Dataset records
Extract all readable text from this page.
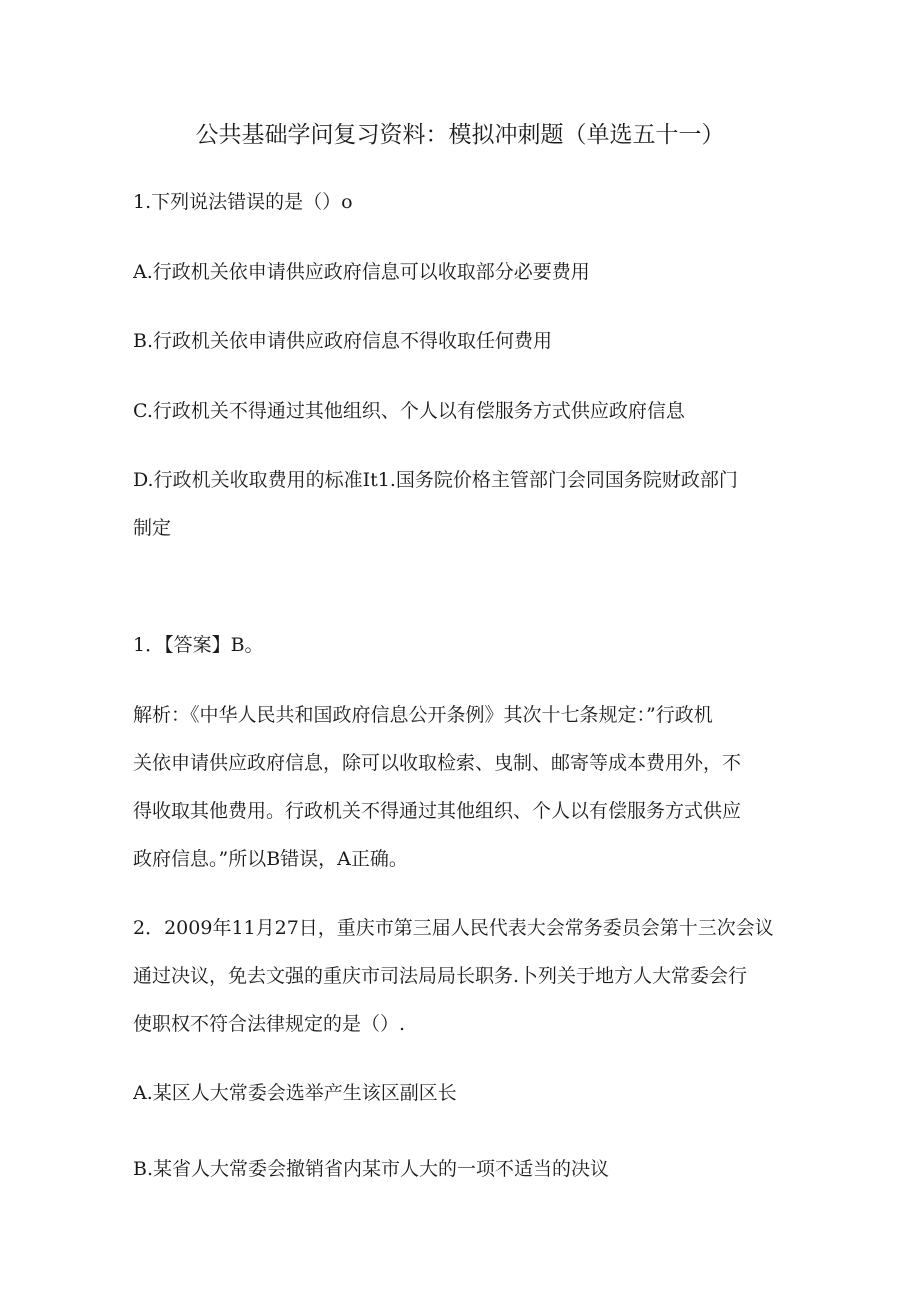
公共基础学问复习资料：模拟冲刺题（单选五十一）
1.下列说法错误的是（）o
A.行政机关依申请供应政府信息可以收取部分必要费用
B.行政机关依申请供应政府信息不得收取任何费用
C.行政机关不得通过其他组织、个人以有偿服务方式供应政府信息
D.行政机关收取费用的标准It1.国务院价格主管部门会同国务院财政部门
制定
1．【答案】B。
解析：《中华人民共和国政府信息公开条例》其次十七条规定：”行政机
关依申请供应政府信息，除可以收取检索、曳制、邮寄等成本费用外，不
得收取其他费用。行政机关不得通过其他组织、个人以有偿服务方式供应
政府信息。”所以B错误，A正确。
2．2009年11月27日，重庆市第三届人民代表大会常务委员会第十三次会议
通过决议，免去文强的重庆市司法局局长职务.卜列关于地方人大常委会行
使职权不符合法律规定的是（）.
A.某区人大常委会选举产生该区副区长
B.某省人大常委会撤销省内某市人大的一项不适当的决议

- OBJECTIVE: List every line above that holds the word "行政机关不得通过其他组织".

- PROBLEM SOLUTION:
C.行政机关不得通过其他组织、个人以有偿服务方式供应政府信息
得收取其他费用。行政机关不得通过其他组织、个人以有偿服务方式供应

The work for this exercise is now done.